> [Problem requirements]: State the number of lines in these records holding "transactions". Say nothing more.

> [Data section]:
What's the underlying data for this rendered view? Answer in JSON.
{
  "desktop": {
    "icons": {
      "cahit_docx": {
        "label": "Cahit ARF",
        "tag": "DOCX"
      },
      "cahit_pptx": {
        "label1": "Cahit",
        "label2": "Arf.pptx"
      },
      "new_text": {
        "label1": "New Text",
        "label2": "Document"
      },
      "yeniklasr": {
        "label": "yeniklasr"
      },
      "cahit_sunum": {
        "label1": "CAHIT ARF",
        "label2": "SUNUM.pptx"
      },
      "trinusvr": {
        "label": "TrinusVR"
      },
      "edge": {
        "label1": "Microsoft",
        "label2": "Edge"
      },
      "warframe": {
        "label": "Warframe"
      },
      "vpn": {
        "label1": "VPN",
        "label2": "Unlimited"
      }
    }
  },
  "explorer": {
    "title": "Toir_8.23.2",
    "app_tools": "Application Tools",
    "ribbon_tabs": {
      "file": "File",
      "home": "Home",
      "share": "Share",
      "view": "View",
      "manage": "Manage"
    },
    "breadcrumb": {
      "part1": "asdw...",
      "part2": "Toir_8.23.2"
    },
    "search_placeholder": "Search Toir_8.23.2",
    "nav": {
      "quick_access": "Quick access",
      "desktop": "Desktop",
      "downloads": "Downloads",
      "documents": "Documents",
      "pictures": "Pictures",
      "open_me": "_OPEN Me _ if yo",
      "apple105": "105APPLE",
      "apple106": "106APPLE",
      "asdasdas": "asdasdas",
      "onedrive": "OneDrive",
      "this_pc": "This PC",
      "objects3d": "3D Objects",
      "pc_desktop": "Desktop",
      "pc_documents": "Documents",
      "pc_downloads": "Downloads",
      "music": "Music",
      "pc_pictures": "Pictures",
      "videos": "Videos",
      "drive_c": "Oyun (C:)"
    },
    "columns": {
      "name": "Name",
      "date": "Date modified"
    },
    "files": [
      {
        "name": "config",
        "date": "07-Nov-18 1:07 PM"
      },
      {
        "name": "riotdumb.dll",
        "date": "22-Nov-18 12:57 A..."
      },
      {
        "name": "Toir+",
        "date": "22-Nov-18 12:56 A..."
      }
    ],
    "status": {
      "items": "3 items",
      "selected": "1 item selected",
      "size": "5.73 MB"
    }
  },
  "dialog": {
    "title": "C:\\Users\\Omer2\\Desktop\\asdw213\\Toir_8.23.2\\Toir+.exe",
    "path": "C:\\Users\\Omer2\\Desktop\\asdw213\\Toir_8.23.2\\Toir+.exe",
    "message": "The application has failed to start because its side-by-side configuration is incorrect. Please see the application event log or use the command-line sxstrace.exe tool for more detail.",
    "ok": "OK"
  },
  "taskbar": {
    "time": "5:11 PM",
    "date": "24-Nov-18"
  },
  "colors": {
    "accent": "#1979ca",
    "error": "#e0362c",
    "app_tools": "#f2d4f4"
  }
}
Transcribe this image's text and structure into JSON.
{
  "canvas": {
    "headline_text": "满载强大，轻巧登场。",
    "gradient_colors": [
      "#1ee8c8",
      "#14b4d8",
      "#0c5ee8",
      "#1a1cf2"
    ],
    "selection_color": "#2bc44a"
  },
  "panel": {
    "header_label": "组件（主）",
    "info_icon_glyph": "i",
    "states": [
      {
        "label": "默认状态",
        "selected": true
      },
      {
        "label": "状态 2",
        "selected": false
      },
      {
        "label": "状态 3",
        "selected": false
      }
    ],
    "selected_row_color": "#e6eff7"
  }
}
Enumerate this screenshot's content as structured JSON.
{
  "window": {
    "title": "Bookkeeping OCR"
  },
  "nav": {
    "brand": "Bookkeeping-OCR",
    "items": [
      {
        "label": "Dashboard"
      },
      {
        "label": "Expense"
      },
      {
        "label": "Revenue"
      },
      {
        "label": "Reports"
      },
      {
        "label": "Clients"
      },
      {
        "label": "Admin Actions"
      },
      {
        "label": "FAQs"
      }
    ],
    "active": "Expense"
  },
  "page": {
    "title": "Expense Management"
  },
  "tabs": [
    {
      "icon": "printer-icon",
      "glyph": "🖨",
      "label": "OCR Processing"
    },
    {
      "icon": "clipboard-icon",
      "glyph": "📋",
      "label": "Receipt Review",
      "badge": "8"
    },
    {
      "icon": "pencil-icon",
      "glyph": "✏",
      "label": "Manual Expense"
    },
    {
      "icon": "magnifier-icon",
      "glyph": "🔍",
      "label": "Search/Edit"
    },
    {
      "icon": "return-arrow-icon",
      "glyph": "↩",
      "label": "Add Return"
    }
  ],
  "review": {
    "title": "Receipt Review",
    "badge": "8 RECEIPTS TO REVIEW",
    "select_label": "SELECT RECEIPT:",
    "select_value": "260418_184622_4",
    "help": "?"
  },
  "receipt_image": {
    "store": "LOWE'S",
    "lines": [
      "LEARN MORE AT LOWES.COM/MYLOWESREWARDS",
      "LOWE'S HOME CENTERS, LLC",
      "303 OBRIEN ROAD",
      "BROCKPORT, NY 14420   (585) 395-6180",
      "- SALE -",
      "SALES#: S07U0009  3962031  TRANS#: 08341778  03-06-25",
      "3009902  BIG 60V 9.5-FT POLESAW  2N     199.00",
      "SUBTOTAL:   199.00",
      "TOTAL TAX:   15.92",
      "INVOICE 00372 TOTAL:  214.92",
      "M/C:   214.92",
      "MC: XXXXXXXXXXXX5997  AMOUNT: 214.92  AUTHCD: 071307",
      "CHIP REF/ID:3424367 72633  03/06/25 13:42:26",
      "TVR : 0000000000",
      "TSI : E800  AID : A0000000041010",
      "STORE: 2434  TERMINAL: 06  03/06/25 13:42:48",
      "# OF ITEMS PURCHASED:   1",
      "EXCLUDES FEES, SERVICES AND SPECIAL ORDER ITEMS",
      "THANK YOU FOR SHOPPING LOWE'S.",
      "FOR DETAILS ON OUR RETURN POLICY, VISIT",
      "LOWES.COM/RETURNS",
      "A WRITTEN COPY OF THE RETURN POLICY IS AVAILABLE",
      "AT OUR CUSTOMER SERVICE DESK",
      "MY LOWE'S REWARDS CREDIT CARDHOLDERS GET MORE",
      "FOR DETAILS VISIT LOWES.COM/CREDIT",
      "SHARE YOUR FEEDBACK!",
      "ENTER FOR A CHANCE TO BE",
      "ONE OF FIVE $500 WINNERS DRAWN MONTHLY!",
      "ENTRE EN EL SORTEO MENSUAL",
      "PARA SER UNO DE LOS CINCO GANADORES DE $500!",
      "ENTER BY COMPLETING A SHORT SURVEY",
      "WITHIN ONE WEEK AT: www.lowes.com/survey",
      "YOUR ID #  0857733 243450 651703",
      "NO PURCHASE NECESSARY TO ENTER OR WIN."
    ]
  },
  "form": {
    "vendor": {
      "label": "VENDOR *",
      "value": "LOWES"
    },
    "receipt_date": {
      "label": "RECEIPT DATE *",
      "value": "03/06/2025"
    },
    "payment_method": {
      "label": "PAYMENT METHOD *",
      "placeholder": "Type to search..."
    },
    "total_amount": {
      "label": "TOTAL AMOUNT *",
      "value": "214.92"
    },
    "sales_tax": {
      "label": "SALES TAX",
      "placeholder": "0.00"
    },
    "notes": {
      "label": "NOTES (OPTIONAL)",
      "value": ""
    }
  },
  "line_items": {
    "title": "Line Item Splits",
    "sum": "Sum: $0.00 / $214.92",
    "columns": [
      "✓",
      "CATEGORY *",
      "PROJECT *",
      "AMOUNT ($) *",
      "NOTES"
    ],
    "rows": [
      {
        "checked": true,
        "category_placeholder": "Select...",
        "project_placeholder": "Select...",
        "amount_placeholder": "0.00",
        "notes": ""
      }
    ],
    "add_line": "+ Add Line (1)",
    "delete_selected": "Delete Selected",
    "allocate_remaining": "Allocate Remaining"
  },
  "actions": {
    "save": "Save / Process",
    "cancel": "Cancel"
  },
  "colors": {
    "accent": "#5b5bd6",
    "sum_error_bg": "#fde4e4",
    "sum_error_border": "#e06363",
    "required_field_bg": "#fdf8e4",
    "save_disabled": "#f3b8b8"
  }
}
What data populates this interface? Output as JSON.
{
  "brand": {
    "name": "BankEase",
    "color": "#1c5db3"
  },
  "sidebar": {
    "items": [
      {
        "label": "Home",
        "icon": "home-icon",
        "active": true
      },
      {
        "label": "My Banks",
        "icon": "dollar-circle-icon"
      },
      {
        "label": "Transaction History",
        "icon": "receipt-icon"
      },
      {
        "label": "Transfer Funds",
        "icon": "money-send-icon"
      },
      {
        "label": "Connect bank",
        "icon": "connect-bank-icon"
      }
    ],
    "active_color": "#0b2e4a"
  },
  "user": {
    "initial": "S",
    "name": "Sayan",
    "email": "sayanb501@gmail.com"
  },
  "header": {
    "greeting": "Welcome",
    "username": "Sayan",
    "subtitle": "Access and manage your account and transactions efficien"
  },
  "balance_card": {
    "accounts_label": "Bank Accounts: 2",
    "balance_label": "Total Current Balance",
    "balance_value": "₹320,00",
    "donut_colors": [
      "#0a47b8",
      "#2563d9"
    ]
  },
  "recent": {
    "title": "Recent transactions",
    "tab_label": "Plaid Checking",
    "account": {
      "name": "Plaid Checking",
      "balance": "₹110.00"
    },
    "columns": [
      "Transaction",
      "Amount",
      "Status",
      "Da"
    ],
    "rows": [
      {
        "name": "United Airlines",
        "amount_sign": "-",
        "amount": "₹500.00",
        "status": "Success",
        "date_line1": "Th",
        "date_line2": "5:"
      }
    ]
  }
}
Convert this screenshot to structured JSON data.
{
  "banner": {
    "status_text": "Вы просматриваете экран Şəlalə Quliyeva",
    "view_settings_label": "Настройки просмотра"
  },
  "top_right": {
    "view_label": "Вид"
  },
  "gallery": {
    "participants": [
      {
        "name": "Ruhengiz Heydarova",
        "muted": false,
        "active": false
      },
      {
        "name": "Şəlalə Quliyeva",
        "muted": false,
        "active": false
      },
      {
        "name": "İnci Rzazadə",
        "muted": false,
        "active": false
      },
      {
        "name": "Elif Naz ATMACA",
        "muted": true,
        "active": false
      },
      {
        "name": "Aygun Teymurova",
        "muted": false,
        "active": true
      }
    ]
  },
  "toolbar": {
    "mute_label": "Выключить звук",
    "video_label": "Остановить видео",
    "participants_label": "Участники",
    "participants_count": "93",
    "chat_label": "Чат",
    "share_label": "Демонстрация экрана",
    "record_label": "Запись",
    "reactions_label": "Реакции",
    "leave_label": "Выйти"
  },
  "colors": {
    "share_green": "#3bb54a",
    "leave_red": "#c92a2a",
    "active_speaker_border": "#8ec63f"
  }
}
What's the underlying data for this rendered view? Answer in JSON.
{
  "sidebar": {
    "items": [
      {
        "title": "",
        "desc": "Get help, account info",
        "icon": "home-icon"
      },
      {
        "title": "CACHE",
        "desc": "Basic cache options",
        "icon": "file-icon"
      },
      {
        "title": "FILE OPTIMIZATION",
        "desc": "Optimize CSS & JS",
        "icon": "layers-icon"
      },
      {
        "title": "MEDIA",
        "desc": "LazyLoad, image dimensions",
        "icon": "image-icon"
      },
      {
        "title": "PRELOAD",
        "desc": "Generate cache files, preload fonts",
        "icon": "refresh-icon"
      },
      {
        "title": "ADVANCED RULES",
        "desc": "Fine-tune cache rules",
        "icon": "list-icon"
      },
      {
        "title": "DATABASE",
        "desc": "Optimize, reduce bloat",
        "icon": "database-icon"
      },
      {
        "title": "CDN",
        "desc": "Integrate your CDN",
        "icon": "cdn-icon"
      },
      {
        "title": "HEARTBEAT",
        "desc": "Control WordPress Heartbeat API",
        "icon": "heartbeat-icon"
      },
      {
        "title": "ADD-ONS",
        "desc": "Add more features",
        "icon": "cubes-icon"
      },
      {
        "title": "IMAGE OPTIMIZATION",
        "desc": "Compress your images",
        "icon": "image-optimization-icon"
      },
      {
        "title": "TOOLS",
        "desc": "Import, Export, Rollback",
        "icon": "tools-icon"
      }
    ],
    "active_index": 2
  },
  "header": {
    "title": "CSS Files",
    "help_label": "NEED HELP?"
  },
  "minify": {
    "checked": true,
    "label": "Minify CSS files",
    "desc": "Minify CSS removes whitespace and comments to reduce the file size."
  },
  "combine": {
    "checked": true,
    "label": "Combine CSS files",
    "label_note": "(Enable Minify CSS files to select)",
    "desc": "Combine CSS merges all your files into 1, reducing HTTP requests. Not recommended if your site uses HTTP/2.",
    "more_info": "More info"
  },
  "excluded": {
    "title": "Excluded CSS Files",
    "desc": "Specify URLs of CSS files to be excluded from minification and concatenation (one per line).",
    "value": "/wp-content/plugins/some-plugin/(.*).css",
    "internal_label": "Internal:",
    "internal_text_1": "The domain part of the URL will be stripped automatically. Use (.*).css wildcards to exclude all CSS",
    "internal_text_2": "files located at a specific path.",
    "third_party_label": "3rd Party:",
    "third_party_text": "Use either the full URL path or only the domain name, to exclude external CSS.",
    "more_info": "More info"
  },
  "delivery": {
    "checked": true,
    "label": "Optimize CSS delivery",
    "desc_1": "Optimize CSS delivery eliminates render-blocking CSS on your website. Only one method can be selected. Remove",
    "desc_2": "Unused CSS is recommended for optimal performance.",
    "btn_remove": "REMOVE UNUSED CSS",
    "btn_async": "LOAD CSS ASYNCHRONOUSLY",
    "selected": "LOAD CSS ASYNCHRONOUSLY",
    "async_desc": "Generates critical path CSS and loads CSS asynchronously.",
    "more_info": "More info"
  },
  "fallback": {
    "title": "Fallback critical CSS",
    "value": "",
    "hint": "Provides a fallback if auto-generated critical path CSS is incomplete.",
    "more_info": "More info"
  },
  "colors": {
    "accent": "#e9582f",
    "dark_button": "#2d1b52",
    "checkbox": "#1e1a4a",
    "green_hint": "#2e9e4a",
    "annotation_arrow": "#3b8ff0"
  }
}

> [Response to this task]: 2